Exercise material

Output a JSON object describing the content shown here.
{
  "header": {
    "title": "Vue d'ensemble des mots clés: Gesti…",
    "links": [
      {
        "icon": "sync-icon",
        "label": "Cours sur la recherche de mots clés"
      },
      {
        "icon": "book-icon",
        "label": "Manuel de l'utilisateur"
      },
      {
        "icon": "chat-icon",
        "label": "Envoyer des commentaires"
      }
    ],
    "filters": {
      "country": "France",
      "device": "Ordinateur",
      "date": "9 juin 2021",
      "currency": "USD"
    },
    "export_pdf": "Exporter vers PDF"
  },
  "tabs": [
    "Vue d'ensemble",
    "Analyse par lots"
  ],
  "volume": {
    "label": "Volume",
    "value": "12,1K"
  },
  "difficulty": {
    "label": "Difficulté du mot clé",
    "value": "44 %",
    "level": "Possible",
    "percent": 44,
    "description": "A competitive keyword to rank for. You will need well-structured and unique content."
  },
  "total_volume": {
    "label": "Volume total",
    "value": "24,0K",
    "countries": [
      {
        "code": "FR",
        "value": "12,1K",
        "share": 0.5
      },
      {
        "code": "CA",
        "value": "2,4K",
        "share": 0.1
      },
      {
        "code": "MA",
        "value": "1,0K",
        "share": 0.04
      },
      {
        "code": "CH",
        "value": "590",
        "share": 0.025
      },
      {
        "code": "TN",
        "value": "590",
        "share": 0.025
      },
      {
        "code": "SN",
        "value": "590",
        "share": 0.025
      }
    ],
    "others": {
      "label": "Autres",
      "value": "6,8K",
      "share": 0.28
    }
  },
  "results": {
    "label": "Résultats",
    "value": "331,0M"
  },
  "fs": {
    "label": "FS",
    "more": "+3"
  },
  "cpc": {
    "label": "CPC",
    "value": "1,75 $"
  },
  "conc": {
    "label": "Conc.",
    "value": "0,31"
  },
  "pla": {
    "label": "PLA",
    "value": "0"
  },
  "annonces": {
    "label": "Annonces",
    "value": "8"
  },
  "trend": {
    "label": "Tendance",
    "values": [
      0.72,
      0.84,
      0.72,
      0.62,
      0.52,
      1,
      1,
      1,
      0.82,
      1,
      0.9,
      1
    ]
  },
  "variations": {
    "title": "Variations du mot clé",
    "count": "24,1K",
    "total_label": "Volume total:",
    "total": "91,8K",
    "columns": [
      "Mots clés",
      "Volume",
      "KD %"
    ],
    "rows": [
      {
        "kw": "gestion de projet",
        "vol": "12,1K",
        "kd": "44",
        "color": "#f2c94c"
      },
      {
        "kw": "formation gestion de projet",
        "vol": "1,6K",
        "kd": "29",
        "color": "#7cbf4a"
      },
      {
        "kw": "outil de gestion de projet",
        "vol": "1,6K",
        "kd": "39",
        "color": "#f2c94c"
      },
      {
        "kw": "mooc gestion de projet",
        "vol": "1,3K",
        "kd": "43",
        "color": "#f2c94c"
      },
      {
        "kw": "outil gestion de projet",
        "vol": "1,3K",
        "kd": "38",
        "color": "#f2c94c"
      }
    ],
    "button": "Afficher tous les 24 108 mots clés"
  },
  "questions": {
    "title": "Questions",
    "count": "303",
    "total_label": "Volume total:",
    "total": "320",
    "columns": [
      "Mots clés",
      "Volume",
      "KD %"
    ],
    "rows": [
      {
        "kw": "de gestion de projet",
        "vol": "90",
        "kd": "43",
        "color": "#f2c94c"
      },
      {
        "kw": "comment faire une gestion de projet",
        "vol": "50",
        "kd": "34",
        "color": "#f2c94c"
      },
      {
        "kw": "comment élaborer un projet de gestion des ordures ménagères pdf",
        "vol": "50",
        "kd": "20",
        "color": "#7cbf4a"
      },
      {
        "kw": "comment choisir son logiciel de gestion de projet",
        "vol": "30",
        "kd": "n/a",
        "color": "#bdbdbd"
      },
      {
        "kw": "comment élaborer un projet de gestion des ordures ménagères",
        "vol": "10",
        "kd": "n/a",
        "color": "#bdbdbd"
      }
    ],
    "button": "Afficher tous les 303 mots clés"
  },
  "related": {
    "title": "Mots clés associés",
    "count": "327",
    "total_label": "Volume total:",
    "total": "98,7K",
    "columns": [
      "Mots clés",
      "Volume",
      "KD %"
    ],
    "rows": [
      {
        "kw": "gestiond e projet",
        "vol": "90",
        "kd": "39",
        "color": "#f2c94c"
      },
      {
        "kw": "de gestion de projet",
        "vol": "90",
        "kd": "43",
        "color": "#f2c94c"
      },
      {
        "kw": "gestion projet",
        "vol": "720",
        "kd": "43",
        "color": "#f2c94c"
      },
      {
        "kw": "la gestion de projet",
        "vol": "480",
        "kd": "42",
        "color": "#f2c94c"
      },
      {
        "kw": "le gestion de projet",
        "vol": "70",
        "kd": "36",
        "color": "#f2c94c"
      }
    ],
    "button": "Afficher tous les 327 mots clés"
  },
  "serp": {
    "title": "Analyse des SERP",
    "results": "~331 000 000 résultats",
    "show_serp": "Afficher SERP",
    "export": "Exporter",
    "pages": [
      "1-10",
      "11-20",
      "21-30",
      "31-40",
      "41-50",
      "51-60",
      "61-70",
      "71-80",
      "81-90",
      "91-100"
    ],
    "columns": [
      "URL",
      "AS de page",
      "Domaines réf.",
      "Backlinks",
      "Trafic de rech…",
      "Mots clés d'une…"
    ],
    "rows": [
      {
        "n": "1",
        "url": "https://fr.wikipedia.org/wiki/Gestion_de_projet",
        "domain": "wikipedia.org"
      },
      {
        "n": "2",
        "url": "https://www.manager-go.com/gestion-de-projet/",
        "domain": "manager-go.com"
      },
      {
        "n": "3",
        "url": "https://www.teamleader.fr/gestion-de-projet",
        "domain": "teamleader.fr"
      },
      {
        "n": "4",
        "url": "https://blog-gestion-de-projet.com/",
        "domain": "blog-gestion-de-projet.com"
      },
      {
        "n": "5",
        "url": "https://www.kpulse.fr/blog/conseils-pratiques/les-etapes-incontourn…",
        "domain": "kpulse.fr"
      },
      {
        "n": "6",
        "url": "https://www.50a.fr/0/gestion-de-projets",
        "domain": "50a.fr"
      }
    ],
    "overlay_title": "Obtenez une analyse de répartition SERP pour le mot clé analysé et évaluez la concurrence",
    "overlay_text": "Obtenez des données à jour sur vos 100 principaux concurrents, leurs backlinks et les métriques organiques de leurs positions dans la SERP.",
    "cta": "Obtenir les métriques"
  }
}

Task instructions
Retype the entries exactly, including every line.

Final answer
Output a JSON object describing the content shown here.
{
  "header": {
    "title": "Vue d'ensemble des mots clés: Gesti…",
    "links": [
      {
        "icon": "sync-icon",
        "label": "Cours sur la recherche de mots clés"
      },
      {
        "icon": "book-icon",
        "label": "Manuel de l'utilisateur"
      },
      {
        "icon": "chat-icon",
        "label": "Envoyer des commentaires"
      }
    ],
    "filters": {
      "country": "France",
      "device": "Ordinateur",
      "date": "9 juin 2021",
      "currency": "USD"
    },
    "export_pdf": "Exporter vers PDF"
  },
  "tabs": [
    "Vue d'ensemble",
    "Analyse par lots"
  ],
  "volume": {
    "label": "Volume",
    "value": "12,1K"
  },
  "difficulty": {
    "label": "Difficulté du mot clé",
    "value": "44 %",
    "level": "Possible",
    "percent": 44,
    "description": "A competitive keyword to rank for. You will need well-structured and unique content."
  },
  "total_volume": {
    "label": "Volume total",
    "value": "24,0K",
    "countries": [
      {
        "code": "FR",
        "value": "12,1K",
        "share": 0.5
      },
      {
        "code": "CA",
        "value": "2,4K",
        "share": 0.1
      },
      {
        "code": "MA",
        "value": "1,0K",
        "share": 0.04
      },
      {
        "code": "CH",
        "value": "590",
        "share": 0.025
      },
      {
        "code": "TN",
        "value": "590",
        "share": 0.025
      },
      {
        "code": "SN",
        "value": "590",
        "share": 0.025
      }
    ],
    "others": {
      "label": "Autres",
      "value": "6,8K",
      "share": 0.28
    }
  },
  "results": {
    "label": "Résultats",
    "value": "331,0M"
  },
  "fs": {
    "label": "FS",
    "more": "+3"
  },
  "cpc": {
    "label": "CPC",
    "value": "1,75 $"
  },
  "conc": {
    "label": "Conc.",
    "value": "0,31"
  },
  "pla": {
    "label": "PLA",
    "value": "0"
  },
  "annonces": {
    "label": "Annonces",
    "value": "8"
  },
  "trend": {
    "label": "Tendance",
    "values": [
      0.72,
      0.84,
      0.72,
      0.62,
      0.52,
      1,
      1,
      1,
      0.82,
      1,
      0.9,
      1
    ]
  },
  "variations": {
    "title": "Variations du mot clé",
    "count": "24,1K",
    "total_label": "Volume total:",
    "total": "91,8K",
    "columns": [
      "Mots clés",
      "Volume",
      "KD %"
    ],
    "rows": [
      {
        "kw": "gestion de projet",
        "vol": "12,1K",
        "kd": "44",
        "color": "#f2c94c"
      },
      {
        "kw": "formation gestion de projet",
        "vol": "1,6K",
        "kd": "29",
        "color": "#7cbf4a"
      },
      {
        "kw": "outil de gestion de projet",
        "vol": "1,6K",
        "kd": "39",
        "color": "#f2c94c"
      },
      {
        "kw": "mooc gestion de projet",
        "vol": "1,3K",
        "kd": "43",
        "color": "#f2c94c"
      },
      {
        "kw": "outil gestion de projet",
        "vol": "1,3K",
        "kd": "38",
        "color": "#f2c94c"
      }
    ],
    "button": "Afficher tous les 24 108 mots clés"
  },
  "questions": {
    "title": "Questions",
    "count": "303",
    "total_label": "Volume total:",
    "total": "320",
    "columns": [
      "Mots clés",
      "Volume",
      "KD %"
    ],
    "rows": [
      {
        "kw": "de gestion de projet",
        "vol": "90",
        "kd": "43",
        "color": "#f2c94c"
      },
      {
        "kw": "comment faire une gestion de projet",
        "vol": "50",
        "kd": "34",
        "color": "#f2c94c"
      },
      {
        "kw": "comment élaborer un projet de gestion des ordures ménagères pdf",
        "vol": "50",
        "kd": "20",
        "color": "#7cbf4a"
      },
      {
        "kw": "comment choisir son logiciel de gestion de projet",
        "vol": "30",
        "kd": "n/a",
        "color": "#bdbdbd"
      },
      {
        "kw": "comment élaborer un projet de gestion des ordures ménagères",
        "vol": "10",
        "kd": "n/a",
        "color": "#bdbdbd"
      }
    ],
    "button": "Afficher tous les 303 mots clés"
  },
  "related": {
    "title": "Mots clés associés",
    "count": "327",
    "total_label": "Volume total:",
    "total": "98,7K",
    "columns": [
      "Mots clés",
      "Volume",
      "KD %"
    ],
    "rows": [
      {
        "kw": "gestiond e projet",
        "vol": "90",
        "kd": "39",
        "color": "#f2c94c"
      },
      {
        "kw": "de gestion de projet",
        "vol": "90",
        "kd": "43",
        "color": "#f2c94c"
      },
      {
        "kw": "gestion projet",
        "vol": "720",
        "kd": "43",
        "color": "#f2c94c"
      },
      {
        "kw": "la gestion de projet",
        "vol": "480",
        "kd": "42",
        "color": "#f2c94c"
      },
      {
        "kw": "le gestion de projet",
        "vol": "70",
        "kd": "36",
        "color": "#f2c94c"
      }
    ],
    "button": "Afficher tous les 327 mots clés"
  },
  "serp": {
    "title": "Analyse des SERP",
    "results": "~331 000 000 résultats",
    "show_serp": "Afficher SERP",
    "export": "Exporter",
    "pages": [
      "1-10",
      "11-20",
      "21-30",
      "31-40",
      "41-50",
      "51-60",
      "61-70",
      "71-80",
      "81-90",
      "91-100"
    ],
    "columns": [
      "URL",
      "AS de page",
      "Domaines réf.",
      "Backlinks",
      "Trafic de rech…",
      "Mots clés d'une…"
    ],
    "rows": [
      {
        "n": "1",
        "url": "https://fr.wikipedia.org/wiki/Gestion_de_projet",
        "domain": "wikipedia.org"
      },
      {
        "n": "2",
        "url": "https://www.manager-go.com/gestion-de-projet/",
        "domain": "manager-go.com"
      },
      {
        "n": "3",
        "url": "https://www.teamleader.fr/gestion-de-projet",
        "domain": "teamleader.fr"
      },
      {
        "n": "4",
        "url": "https://blog-gestion-de-projet.com/",
        "domain": "blog-gestion-de-projet.com"
      },
      {
        "n": "5",
        "url": "https://www.kpulse.fr/blog/conseils-pratiques/les-etapes-incontourn…",
        "domain": "kpulse.fr"
      },
      {
        "n": "6",
        "url": "https://www.50a.fr/0/gestion-de-projets",
        "domain": "50a.fr"
      }
    ],
    "overlay_title": "Obtenez une analyse de répartition SERP pour le mot clé analysé et évaluez la concurrence",
    "overlay_text": "Obtenez des données à jour sur vos 100 principaux concurrents, leurs backlinks et les métriques organiques de leurs positions dans la SERP.",
    "cta": "Obtenir les métriques"
  }
}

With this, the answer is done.